Exercise:
Give every entry again, unchanged, and leave its images out.

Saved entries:
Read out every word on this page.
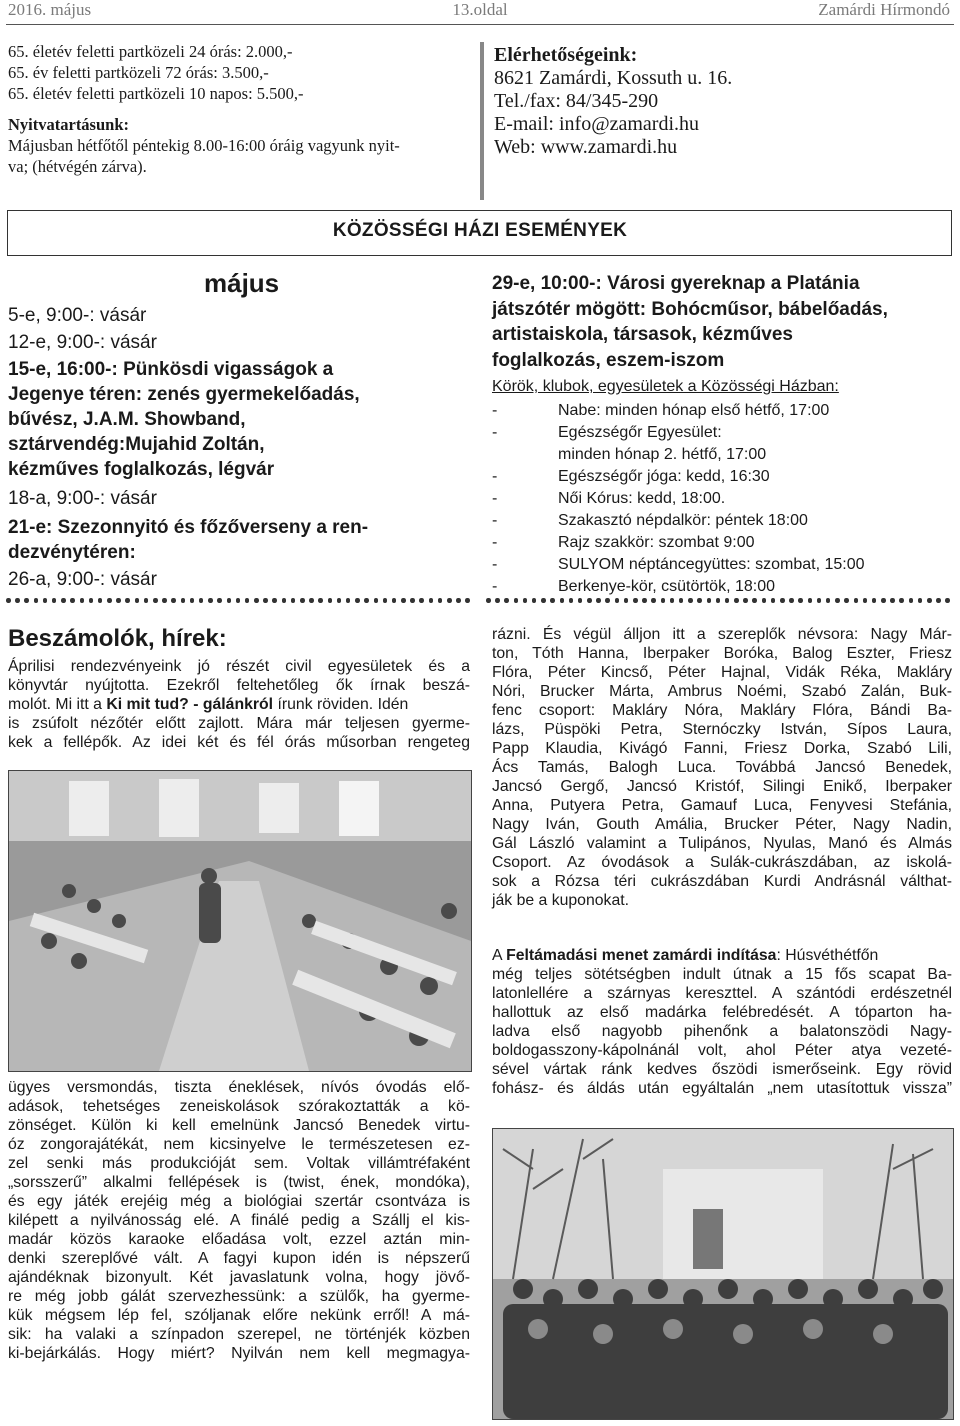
2016. május	13.oldal	Zamárdi Hírmondó
65. életév feletti partközeli 24 órás: 2.000,-
65. év feletti partközeli 72 órás: 3.500,-
65. életév feletti partközeli 10 napos: 5.500,-
Nyitvatartásunk:
Májusban hétfőtől péntekig 8.00-16:00 óráig vagyunk nyit-
va; (hétvégén zárva).
Elérhetőségeink:
8621 Zamárdi, Kossuth u. 16.
Tel./fax: 84/345-290
E-mail: info@zamardi.hu
Web: www.zamardi.hu
KÖZÖSSÉGI HÁZI ESEMÉNYEK
május
5-e, 9:00-: vásár
12-e, 9:00-: vásár
15-e, 16:00-: Pünkösdi vigasságok a
Jegenye téren: zenés gyermekelőadás,
bűvész, J.A.M. Showband,
sztárvendég:Mujahid Zoltán,
kézműves foglalkozás, légvár
18-a, 9:00-: vásár
21-e: Szezonnyitó és főzőverseny a ren-
dezvénytéren:
26-a, 9:00-: vásár
29-e, 10:00-: Városi gyereknap a Platánia
játszótér mögött: Bohócműsor, bábelőadás,
artistaiskola, társasok, kézműves
foglalkozás, eszem-iszom
Körök, klubok, egyesületek a Közösségi Házban:
-	Nabe: minden hónap első hétfő, 17:00
-	Egészségőr Egyesület:
minden hónap 2. hétfő, 17:00
-	Egészségőr jóga: kedd, 16:30
-	Női Kórus: kedd, 18:00.
-	Szakasztó népdalkör: péntek 18:00
-	Rajz szakkör: szombat 9:00
-	SULYOM néptáncegyüttes: szombat, 15:00
-	Berkenye-kör, csütörtök, 18:00
Beszámolók, hírek:
Áprilisi rendezvényeink jó részét civil egyesületek és a
könyvtár nyújtotta. Ezekről feltehetőleg ők írnak beszá-
molót. Mi itt a Ki mit tud? - gálánkról írunk röviden. Idén
is zsúfolt nézőtér előtt zajlott. Mára már teljesen gyerme-
kek a fellépők. Az idei két és fél órás műsorban rengeteg
ügyes versmondás, tiszta éneklések, nívós óvodás elő-
adások, tehetséges zeneiskolások szórakoztatták a kö-
zönséget. Külön ki kell emelnünk Jancsó Benedek virtu-
óz zongorajátékát, nem kicsinyelve le természetesen ez-
zel senki más produkcióját sem. Voltak villámtréfaként
„sorsszerű” alkalmi fellépések is (twist, ének, mondóka),
és egy játék erejéig még a biológiai szertár csontváza is
kilépett a nyilvánosság elé. A finálé pedig a Szállj el kis-
madár közös karaoke előadása volt, ezzel aztán min-
denki szereplővé vált. A fagyi kupon idén is népszerű
ajándéknak bizonyult. Két javaslatunk volna, hogy jövő-
re még jobb gálát szervezhessünk: a szülők, ha gyerme-
kük mégsem lép fel, szóljanak előre nekünk erről! A má-
sik: ha valaki a színpadon szerepel, ne történjék közben
ki-bejárkálás. Hogy miért? Nyilván nem kell megmagya-
rázni. És végül álljon itt a szereplők névsora: Nagy Már-
ton, Tóth Hanna, Iberpaker Boróka, Balog Eszter, Friesz
Flóra, Péter Kincső, Péter Hajnal, Vidák Réka, Makláry
Nóri, Brucker Márta, Ambrus Noémi, Szabó Zalán, Buk-
fenc csoport: Makláry Nóra, Makláry Flóra, Bándi Ba-
lázs, Püspöki Petra, Sternóczky István, Sípos Laura,
Papp Klaudia, Kivágó Fanni, Friesz Dorka, Szabó Lili,
Ács Tamás, Balogh Luca. Továbbá Jancsó Benedek,
Jancsó Gergő, Jancsó Kristóf, Silingi Enikő, Iberpaker
Anna, Putyera Petra, Gamauf Luca, Fenyvesi Stefánia,
Nagy Iván, Gouth Amália, Brucker Péter, Nagy Nadin,
Gál László valamint a Tulipános, Nyulas, Manó és Almás
Csoport. Az óvodások a Sulák-cukrászdában, az iskolá-
sok a Rózsa téri cukrászdában Kurdi Andrásnál válthat-
ják be a kuponokat.
A Feltámadási menet zamárdi indítása: Húsvéthétfőn
még teljes sötétségben indult útnak a 15 fős scapat Ba-
latonlellére a szárnyas kereszttel. A szántódi erdészetnél
hallottuk az első madárka felébredését. A tóparton ha-
ladva első nagyobb pihenőnk a balatonszödi Nagy-
boldogasszony-kápolnánál volt, ahol Péter atya vezeté-
sével vártak ránk kedves őszödi ismerőseink. Egy rövid
fohász- és áldás után egyáltalán „nem utasítottuk vissza”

Written response:
Read out every word on this page.
2016. május	13.oldal	Zamárdi Hírmondó
65. életév feletti partközeli 24 órás: 2.000,-
65. év feletti partközeli 72 órás: 3.500,-
65. életév feletti partközeli 10 napos: 5.500,-
Nyitvatartásunk:
Májusban hétfőtől péntekig 8.00-16:00 óráig vagyunk nyit-
va; (hétvégén zárva).
Elérhetőségeink:
8621 Zamárdi, Kossuth u. 16.
Tel./fax: 84/345-290
E-mail: info@zamardi.hu
Web: www.zamardi.hu
KÖZÖSSÉGI HÁZI ESEMÉNYEK
május
5-e, 9:00-: vásár
12-e, 9:00-: vásár
15-e, 16:00-: Pünkösdi vigasságok a
Jegenye téren: zenés gyermekelőadás,
bűvész, J.A.M. Showband,
sztárvendég:Mujahid Zoltán,
kézműves foglalkozás, légvár
18-a, 9:00-: vásár
21-e: Szezonnyitó és főzőverseny a ren-
dezvénytéren:
26-a, 9:00-: vásár
29-e, 10:00-: Városi gyereknap a Platánia
játszótér mögött: Bohócműsor, bábelőadás,
artistaiskola, társasok, kézműves
foglalkozás, eszem-iszom
Körök, klubok, egyesületek a Közösségi Házban:
-	Nabe: minden hónap első hétfő, 17:00
-	Egészségőr Egyesület:
minden hónap 2. hétfő, 17:00
-	Egészségőr jóga: kedd, 16:30
-	Női Kórus: kedd, 18:00.
-	Szakasztó népdalkör: péntek 18:00
-	Rajz szakkör: szombat 9:00
-	SULYOM néptáncegyüttes: szombat, 15:00
-	Berkenye-kör, csütörtök, 18:00
Beszámolók, hírek:
Áprilisi rendezvényeink jó részét civil egyesületek és a
könyvtár nyújtotta. Ezekről feltehetőleg ők írnak beszá-
molót. Mi itt a Ki mit tud? - gálánkról írunk röviden. Idén
is zsúfolt nézőtér előtt zajlott. Mára már teljesen gyerme-
kek a fellépők. Az idei két és fél órás műsorban rengeteg
ügyes versmondás, tiszta éneklések, nívós óvodás elő-
adások, tehetséges zeneiskolások szórakoztatták a kö-
zönséget. Külön ki kell emelnünk Jancsó Benedek virtu-
óz zongorajátékát, nem kicsinyelve le természetesen ez-
zel senki más produkcióját sem. Voltak villámtréfaként
„sorsszerű” alkalmi fellépések is (twist, ének, mondóka),
és egy játék erejéig még a biológiai szertár csontváza is
kilépett a nyilvánosság elé. A finálé pedig a Szállj el kis-
madár közös karaoke előadása volt, ezzel aztán min-
denki szereplővé vált. A fagyi kupon idén is népszerű
ajándéknak bizonyult. Két javaslatunk volna, hogy jövő-
re még jobb gálát szervezhessünk: a szülők, ha gyerme-
kük mégsem lép fel, szóljanak előre nekünk erről! A má-
sik: ha valaki a színpadon szerepel, ne történjék közben
ki-bejárkálás. Hogy miért? Nyilván nem kell megmagya-
rázni. És végül álljon itt a szereplők névsora: Nagy Már-
ton, Tóth Hanna, Iberpaker Boróka, Balog Eszter, Friesz
Flóra, Péter Kincső, Péter Hajnal, Vidák Réka, Makláry
Nóri, Brucker Márta, Ambrus Noémi, Szabó Zalán, Buk-
fenc csoport: Makláry Nóra, Makláry Flóra, Bándi Ba-
lázs, Püspöki Petra, Sternóczky István, Sípos Laura,
Papp Klaudia, Kivágó Fanni, Friesz Dorka, Szabó Lili,
Ács Tamás, Balogh Luca. Továbbá Jancsó Benedek,
Jancsó Gergő, Jancsó Kristóf, Silingi Enikő, Iberpaker
Anna, Putyera Petra, Gamauf Luca, Fenyvesi Stefánia,
Nagy Iván, Gouth Amália, Brucker Péter, Nagy Nadin,
Gál László valamint a Tulipános, Nyulas, Manó és Almás
Csoport. Az óvodások a Sulák-cukrászdában, az iskolá-
sok a Rózsa téri cukrászdában Kurdi Andrásnál válthat-
ják be a kuponokat.
A Feltámadási menet zamárdi indítása: Húsvéthétfőn
még teljes sötétségben indult útnak a 15 fős scapat Ba-
latonlellére a szárnyas kereszttel. A szántódi erdészetnél
hallottuk az első madárka felébredését. A tóparton ha-
ladva első nagyobb pihenőnk a balatonszödi Nagy-
boldogasszony-kápolnánál volt, ahol Péter atya vezeté-
sével vártak ránk kedves őszödi ismerőseink. Egy rövid
fohász- és áldás után egyáltalán „nem utasítottuk vissza”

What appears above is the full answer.